-- start of Records to process --

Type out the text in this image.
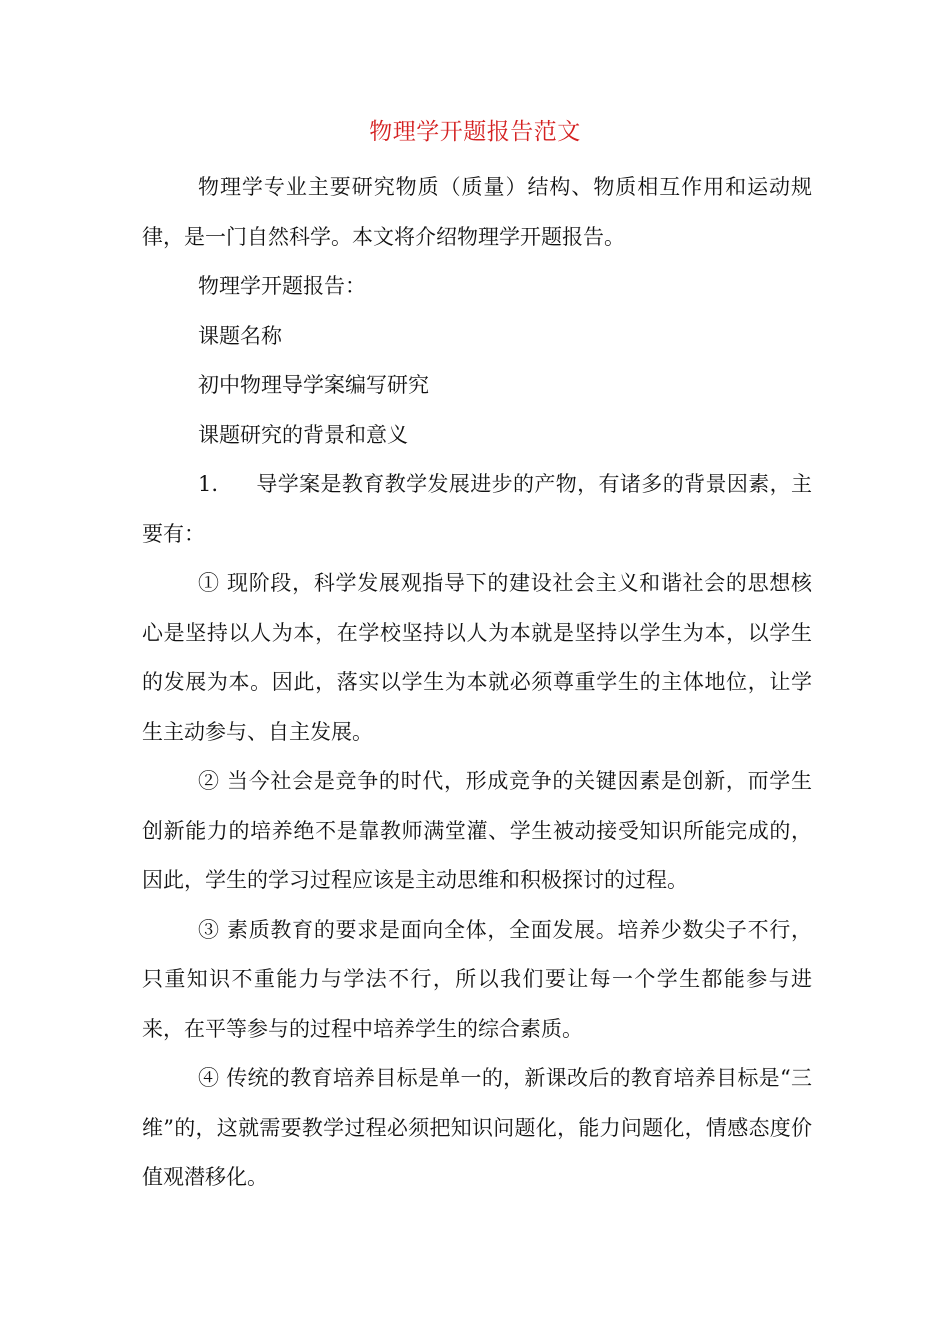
物理学开题报告范文

物理学专业主要研究物质（质量）结构、物质相互作用和运动规律，是一门自然科学。本文将介绍物理学开题报告。

物理学开题报告：

课题名称

初中物理导学案编写研究

课题研究的背景和意义

1. 导学案是教育教学发展进步的产物，有诸多的背景因素，主要有：

① 现阶段，科学发展观指导下的建设社会主义和谐社会的思想核心是坚持以人为本，在学校坚持以人为本就是坚持以学生为本，以学生的发展为本。因此，落实以学生为本就必须尊重学生的主体地位，让学生主动参与、自主发展。

② 当今社会是竞争的时代，形成竞争的关键因素是创新，而学生创新能力的培养绝不是靠教师满堂灌、学生被动接受知识所能完成的，因此，学生的学习过程应该是主动思维和积极探讨的过程。

③ 素质教育的要求是面向全体，全面发展。培养少数尖子不行，只重知识不重能力与学法不行，所以我们要让每一个学生都能参与进来，在平等参与的过程中培养学生的综合素质。

④ 传统的教育培养目标是单一的，新课改后的教育培养目标是“三维”的，这就需要教学过程必须把知识问题化，能力问题化，情感态度价值观潜移化。
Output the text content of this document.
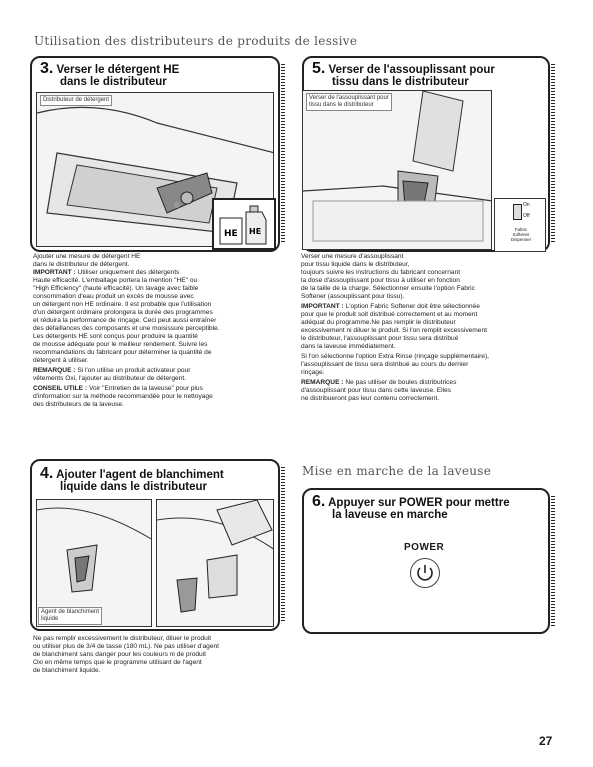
Utilisation des distributeurs de produits de lessive
3. Verser le détergent HE
dans le distributeur
Distributeur de détergent
HE HE

Ajouter une mesure de détergent HE
dans le distributeur de détergent.
IMPORTANT : Utiliser uniquement des détergents
Haute efficacité. L'emballage portera la mention "HE" ou
"High Efficiency" (haute efficacité). Un lavage avec faible
consommation d'eau produit un excès de mousse avec
un détergent non HE ordinaire. Il est probable que l'utilisation
d'un détergent ordinaire prolongera la durée des programmes
et réduira la performance de rinçage. Ceci peut aussi entraîner
des défaillances des composants et une moisissure perceptible.
Les détergents HE sont conçus pour produire la quantité
de mousse adéquate pour le meilleur rendement. Suivre les
recommandations du fabricant pour déterminer la quantité de
détergent à utiliser.

REMARQUE : Si l'on utilise un produit activateur pour
vêtements Oxi, l'ajouter au distributeur de détergent.

CONSEIL UTILE : Voir "Entretien de la laveuse" pour plus
d'information sur la méthode recommandée pour le nettoyage
des distributeurs de la laveuse.

5. Verser de l'assouplissant pour
tissu dans le distributeur
Verser de l'assouplissant pour
tissu dans le distributeur
On
Off
Fabric
Softener
Dispenser

Verser une mesure d'assouplissant
pour tissu liquide dans le distributeur,
toujours suivre les instructions du fabricant concernant
la dose d'assouplissant pour tissu à utiliser en fonction
de la taille de la charge. Sélectionner ensuite l'option Fabric
Softener (assouplissant pour tissu).

IMPORTANT : L'option Fabric Softener doit être sélectionnée
pour que le produit soit distribué correctement et au moment
adéquat du programme.Ne pas remplir le distributeur
excessivement ni diluer le produit. Si l'on remplit excessivement
le distributeur, l'assouplissant pour tissu sera distribué
dans la laveuse immédiatement.

Si l'on sélectionne l'option Extra Rinse (rinçage supplémentaire),
l'assouplissant de tissu sera distribué au cours du dernier
rinçage.

REMARQUE : Ne pas utiliser de boules distributrices
d'assouplissant pour tissu dans cette laveuse. Elles
ne distribueront pas leur contenu correctement.

4. Ajouter l'agent de blanchiment
liquide dans le distributeur
Agent de blanchiment
liquide
Ne pas remplir excessivement le distributeur, diluer le produit
ou utiliser plus de 3/4 de tasse (180 mL). Ne pas utiliser d'agent
de blanchiment sans danger pour les couleurs ni de produit
Oxi en même temps que le programme utilisant de l'agent
de blanchiment liquide.
Mise en marche de la laveuse
6. Appuyer sur POWER pour mettre
la laveuse en marche
POWER
27
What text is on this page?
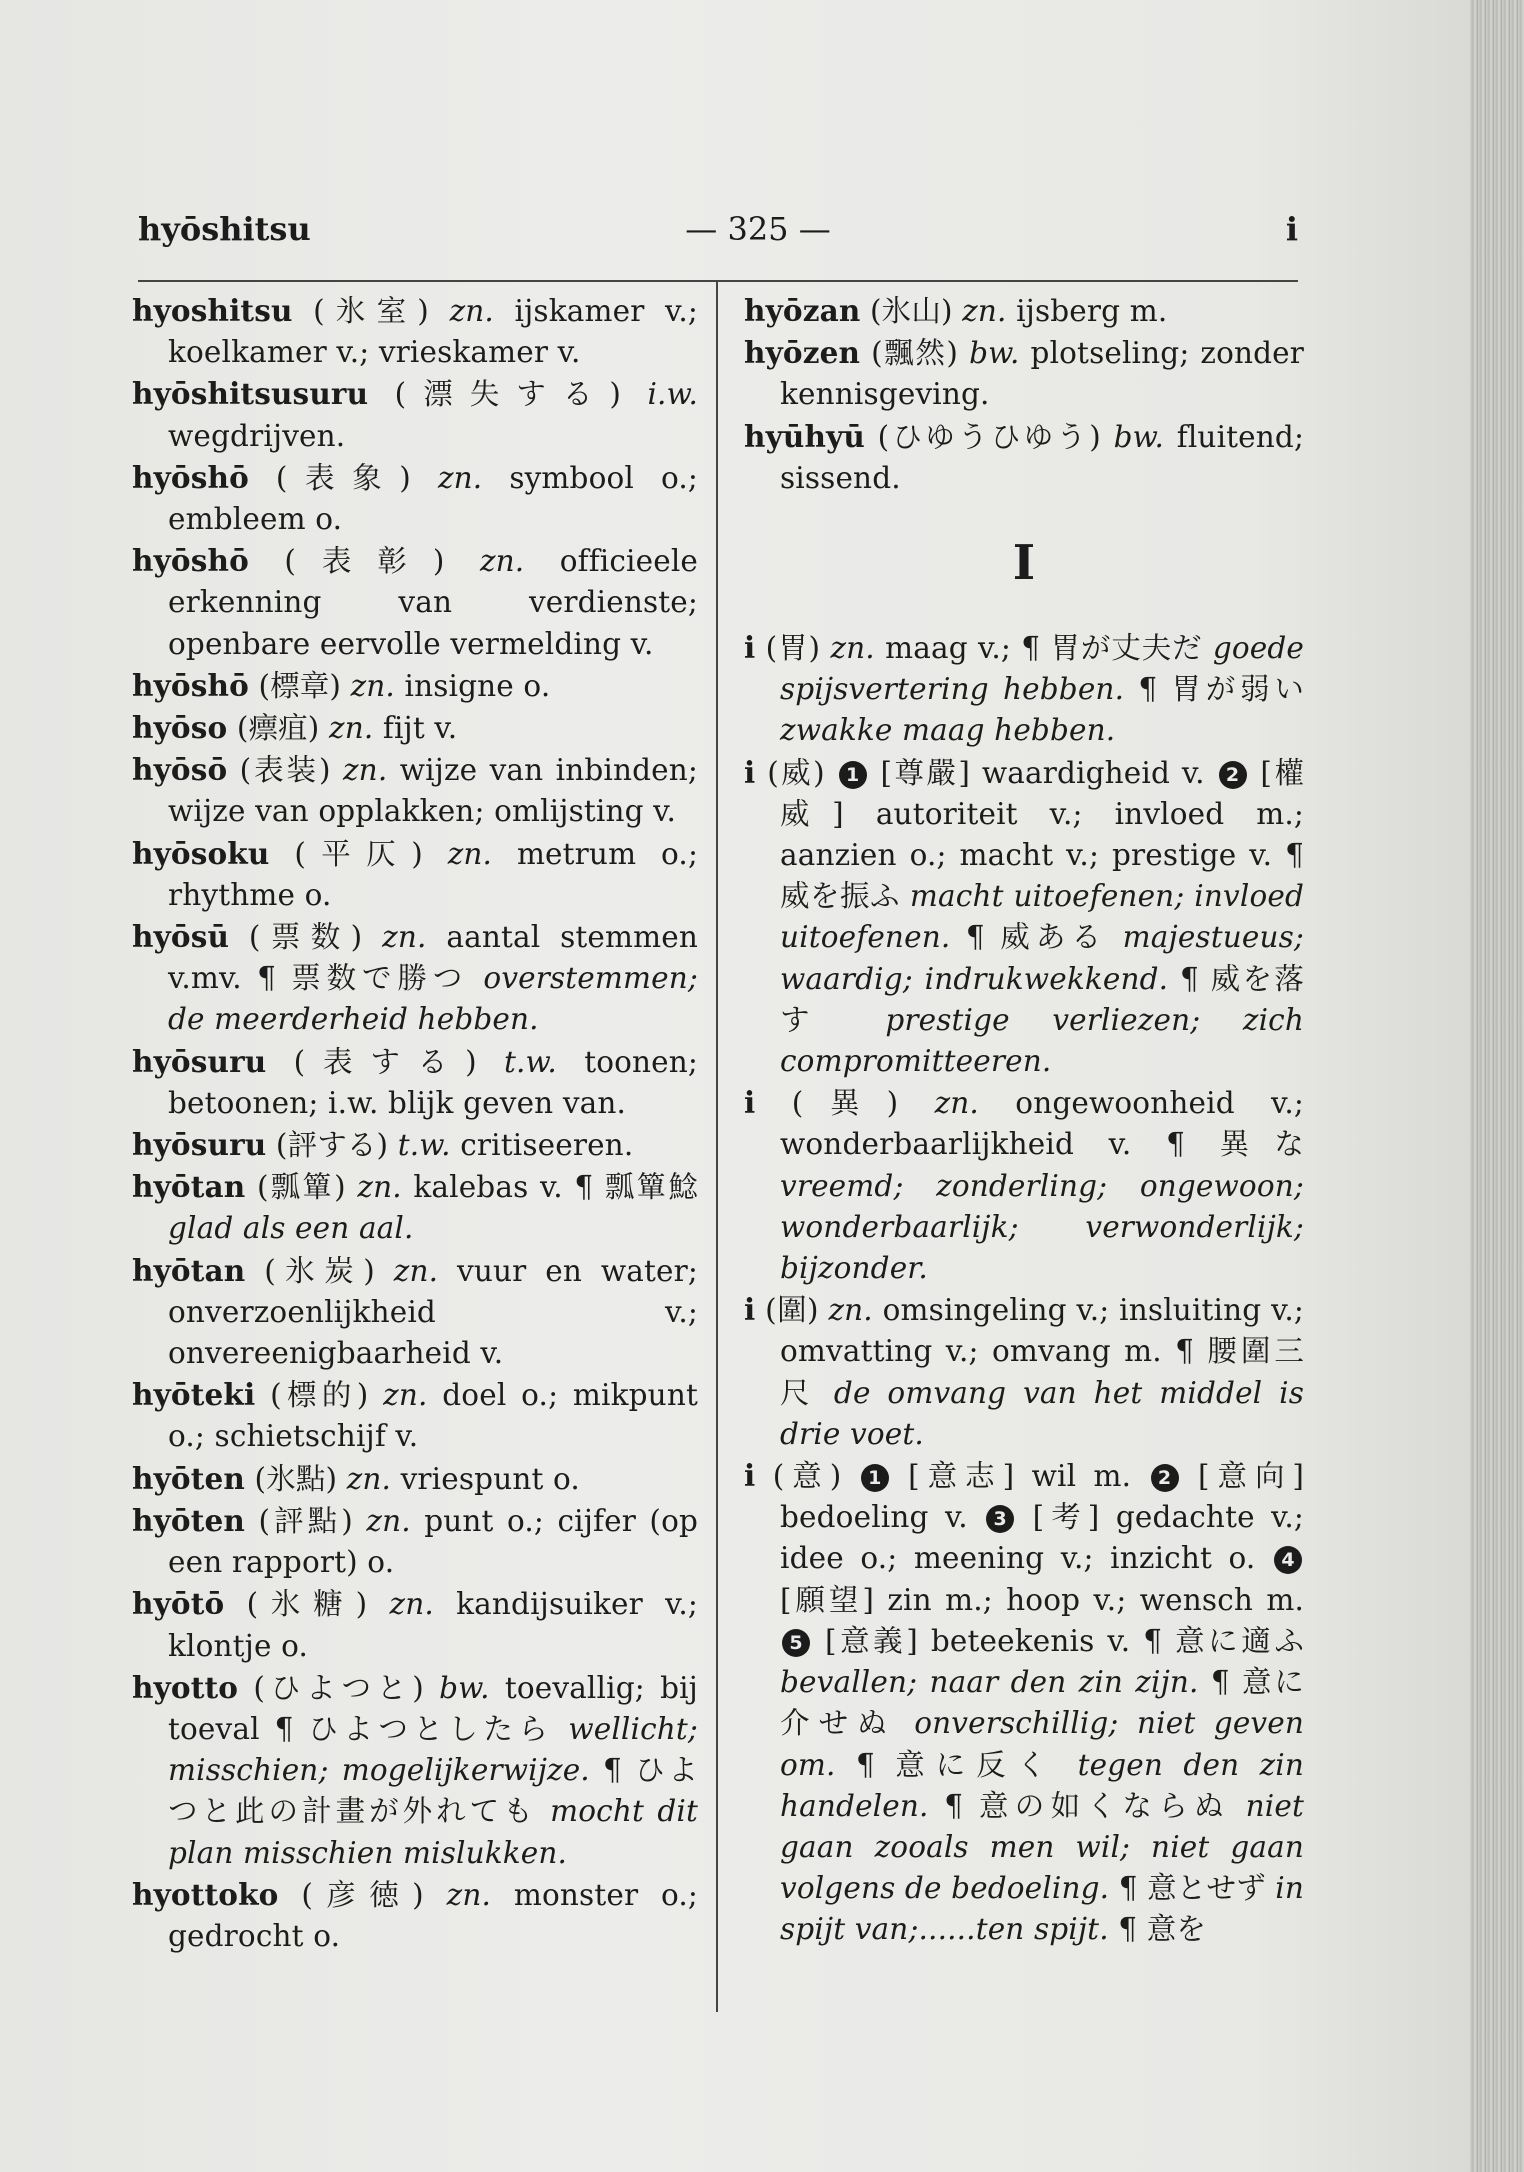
hyōshitsu	— 325 —	i

hyoshitsu (氷室) zn. ijskamer v.; koelkamer v.; vrieskamer v.

hyōshitsusuru (漂失する) i.w. wegdrijven.

hyōshō (表象) zn. symbool o.; embleem o.

hyōshō (表彰) zn. officieele erkenning van verdienste; openbare eervolle vermelding v.

hyōshō (標章) zn. insigne o.

hyōso (瘭疽) zn. fijt v.

hyōsō (表装) zn. wijze van inbinden; wijze van opplakken; omlijsting v.

hyōsoku (平仄) zn. metrum o.; rhythme o.

hyōsū (票数) zn. aantal stemmen v.mv. ¶ 票数で勝つ overstemmen; de meerderheid hebben.

hyōsuru (表する) t.w. toonen; betoonen; i.w. blijk geven van.

hyōsuru (評する) t.w. critiseeren.

hyōtan (瓢簞) zn. kalebas v. ¶ 瓢簞鯰 glad als een aal.

hyōtan (氷炭) zn. vuur en water; onverzoenlijkheid v.; onvereenigbaarheid v.

hyōteki (標的) zn. doel o.; mikpunt o.; schietschijf v.

hyōten (氷點) zn. vriespunt o.

hyōten (評點) zn. punt o.; cijfer (op een rapport) o.

hyōtō (氷糖) zn. kandijsuiker v.; klontje o.

hyotto (ひよつと) bw. toevallig; bij toeval ¶ ひよつとしたら wellicht; misschien; mogelijkerwijze. ¶ ひよつと此の計畫が外れても mocht dit plan misschien mislukken.

hyottoko (彦徳) zn. monster o.; gedrocht o.

hyōzan (氷山) zn. ijsberg m.

hyōzen (飄然) bw. plotseling; zonder kennisgeving.

hyūhyū (ひゆうひゆう) bw. fluitend; sissend.

I

i (胃) zn. maag v.; ¶ 胃が丈夫だ goede spijsvertering hebben. ¶ 胃が弱い zwakke maag hebben.

i (威) 1 [尊嚴] waardigheid v. 2 [權威] autoriteit v.; invloed m.; aanzien o.; macht v.; prestige v. ¶ 威を振ふ macht uitoefenen; invloed uitoefenen. ¶ 威ある majestueus; waardig; indrukwekkend. ¶ 威を落す prestige verliezen; zich compromitteeren.

i (異) zn. ongewoonheid v.; wonderbaarlijkheid v. ¶ 異な vreemd; zonderling; ongewoon; wonderbaarlijk; verwonderlijk; bijzonder.

i (圍) zn. omsingeling v.; insluiting v.; omvatting v.; omvang m. ¶ 腰圍三尺 de omvang van het middel is drie voet.

i (意) 1 [意志] wil m. 2 [意向] bedoeling v. 3 [考] gedachte v.; idee o.; meening v.; inzicht o. 4 [願望] zin m.; hoop v.; wensch m. 5 [意義] beteekenis v. ¶ 意に適ふ bevallen; naar den zin zijn. ¶ 意に介せぬ onverschillig; niet geven om. ¶ 意に反く tegen den zin handelen. ¶ 意の如くならぬ niet gaan zooals men wil; niet gaan volgens de bedoeling. ¶ 意とせず in spijt van;......ten spijt. ¶ 意を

-- end of Records to process --

*To be done:*
Return each line exactly as written. Any picture gets left out.

*Worked answer:*
Type out the text in this image.
物理学开题报告范文

物理学专业主要研究物质（质量）结构、物质相互作用和运动规律，是一门自然科学。本文将介绍物理学开题报告。

物理学开题报告：

课题名称

初中物理导学案编写研究

课题研究的背景和意义

1. 导学案是教育教学发展进步的产物，有诸多的背景因素，主要有：

① 现阶段，科学发展观指导下的建设社会主义和谐社会的思想核心是坚持以人为本，在学校坚持以人为本就是坚持以学生为本，以学生的发展为本。因此，落实以学生为本就必须尊重学生的主体地位，让学生主动参与、自主发展。

② 当今社会是竞争的时代，形成竞争的关键因素是创新，而学生创新能力的培养绝不是靠教师满堂灌、学生被动接受知识所能完成的，因此，学生的学习过程应该是主动思维和积极探讨的过程。

③ 素质教育的要求是面向全体，全面发展。培养少数尖子不行，只重知识不重能力与学法不行，所以我们要让每一个学生都能参与进来，在平等参与的过程中培养学生的综合素质。

④ 传统的教育培养目标是单一的，新课改后的教育培养目标是“三维”的，这就需要教学过程必须把知识问题化，能力问题化，情感态度价值观潜移化。
Output the text content of this document.
Utilisation des distributeurs de produits de lessive
3. Verser le détergent HE
dans le distributeur
Distributeur de détergent
HE HE

Ajouter une mesure de détergent HE
dans le distributeur de détergent.
IMPORTANT : Utiliser uniquement des détergents
Haute efficacité. L'emballage portera la mention "HE" ou
"High Efficiency" (haute efficacité). Un lavage avec faible
consommation d'eau produit un excès de mousse avec
un détergent non HE ordinaire. Il est probable que l'utilisation
d'un détergent ordinaire prolongera la durée des programmes
et réduira la performance de rinçage. Ceci peut aussi entraîner
des défaillances des composants et une moisissure perceptible.
Les détergents HE sont conçus pour produire la quantité
de mousse adéquate pour le meilleur rendement. Suivre les
recommandations du fabricant pour déterminer la quantité de
détergent à utiliser.

REMARQUE : Si l'on utilise un produit activateur pour
vêtements Oxi, l'ajouter au distributeur de détergent.

CONSEIL UTILE : Voir "Entretien de la laveuse" pour plus
d'information sur la méthode recommandée pour le nettoyage
des distributeurs de la laveuse.

5. Verser de l'assouplissant pour
tissu dans le distributeur
Verser de l'assouplissant pour
tissu dans le distributeur
On
Off
Fabric
Softener
Dispenser

Verser une mesure d'assouplissant
pour tissu liquide dans le distributeur,
toujours suivre les instructions du fabricant concernant
la dose d'assouplissant pour tissu à utiliser en fonction
de la taille de la charge. Sélectionner ensuite l'option Fabric
Softener (assouplissant pour tissu).

IMPORTANT : L'option Fabric Softener doit être sélectionnée
pour que le produit soit distribué correctement et au moment
adéquat du programme.Ne pas remplir le distributeur
excessivement ni diluer le produit. Si l'on remplit excessivement
le distributeur, l'assouplissant pour tissu sera distribué
dans la laveuse immédiatement.

Si l'on sélectionne l'option Extra Rinse (rinçage supplémentaire),
l'assouplissant de tissu sera distribué au cours du dernier
rinçage.

REMARQUE : Ne pas utiliser de boules distributrices
d'assouplissant pour tissu dans cette laveuse. Elles
ne distribueront pas leur contenu correctement.

4. Ajouter l'agent de blanchiment
liquide dans le distributeur
Agent de blanchiment
liquide
Ne pas remplir excessivement le distributeur, diluer le produit
ou utiliser plus de 3/4 de tasse (180 mL). Ne pas utiliser d'agent
de blanchiment sans danger pour les couleurs ni de produit
Oxi en même temps que le programme utilisant de l'agent
de blanchiment liquide.
Mise en marche de la laveuse
6. Appuyer sur POWER pour mettre
la laveuse en marche
POWER
27
What text is on this page?
hyōshitsu	— 325 —	i

hyoshitsu (氷室) zn. ijskamer v.; koelkamer v.; vrieskamer v.

hyōshitsusuru (漂失する) i.w. wegdrijven.

hyōshō (表象) zn. symbool o.; embleem o.

hyōshō (表彰) zn. officieele erkenning van verdienste; openbare eervolle vermelding v.

hyōshō (標章) zn. insigne o.

hyōso (瘭疽) zn. fijt v.

hyōsō (表装) zn. wijze van inbinden; wijze van opplakken; omlijsting v.

hyōsoku (平仄) zn. metrum o.; rhythme o.

hyōsū (票数) zn. aantal stemmen v.mv. ¶ 票数で勝つ overstemmen; de meerderheid hebben.

hyōsuru (表する) t.w. toonen; betoonen; i.w. blijk geven van.

hyōsuru (評する) t.w. critiseeren.

hyōtan (瓢簞) zn. kalebas v. ¶ 瓢簞鯰 glad als een aal.

hyōtan (氷炭) zn. vuur en water; onverzoenlijkheid v.; onvereenigbaarheid v.

hyōteki (標的) zn. doel o.; mikpunt o.; schietschijf v.

hyōten (氷點) zn. vriespunt o.

hyōten (評點) zn. punt o.; cijfer (op een rapport) o.

hyōtō (氷糖) zn. kandijsuiker v.; klontje o.

hyotto (ひよつと) bw. toevallig; bij toeval ¶ ひよつとしたら wellicht; misschien; mogelijkerwijze. ¶ ひよつと此の計畫が外れても mocht dit plan misschien mislukken.

hyottoko (彦徳) zn. monster o.; gedrocht o.

hyōzan (氷山) zn. ijsberg m.

hyōzen (飄然) bw. plotseling; zonder kennisgeving.

hyūhyū (ひゆうひゆう) bw. fluitend; sissend.

I

i (胃) zn. maag v.; ¶ 胃が丈夫だ goede spijsvertering hebben. ¶ 胃が弱い zwakke maag hebben.

i (威) 1 [尊嚴] waardigheid v. 2 [權威] autoriteit v.; invloed m.; aanzien o.; macht v.; prestige v. ¶ 威を振ふ macht uitoefenen; invloed uitoefenen. ¶ 威ある majestueus; waardig; indrukwekkend. ¶ 威を落す prestige verliezen; zich compromitteeren.

i (異) zn. ongewoonheid v.; wonderbaarlijkheid v. ¶ 異な vreemd; zonderling; ongewoon; wonderbaarlijk; verwonderlijk; bijzonder.

i (圍) zn. omsingeling v.; insluiting v.; omvatting v.; omvang m. ¶ 腰圍三尺 de omvang van het middel is drie voet.

i (意) 1 [意志] wil m. 2 [意向] bedoeling v. 3 [考] gedachte v.; idee o.; meening v.; inzicht o. 4 [願望] zin m.; hoop v.; wensch m. 5 [意義] beteekenis v. ¶ 意に適ふ bevallen; naar den zin zijn. ¶ 意に介せぬ onverschillig; niet geven om. ¶ 意に反く tegen den zin handelen. ¶ 意の如くならぬ niet gaan zooals men wil; niet gaan volgens de bedoeling. ¶ 意とせず in spijt van;......ten spijt. ¶ 意を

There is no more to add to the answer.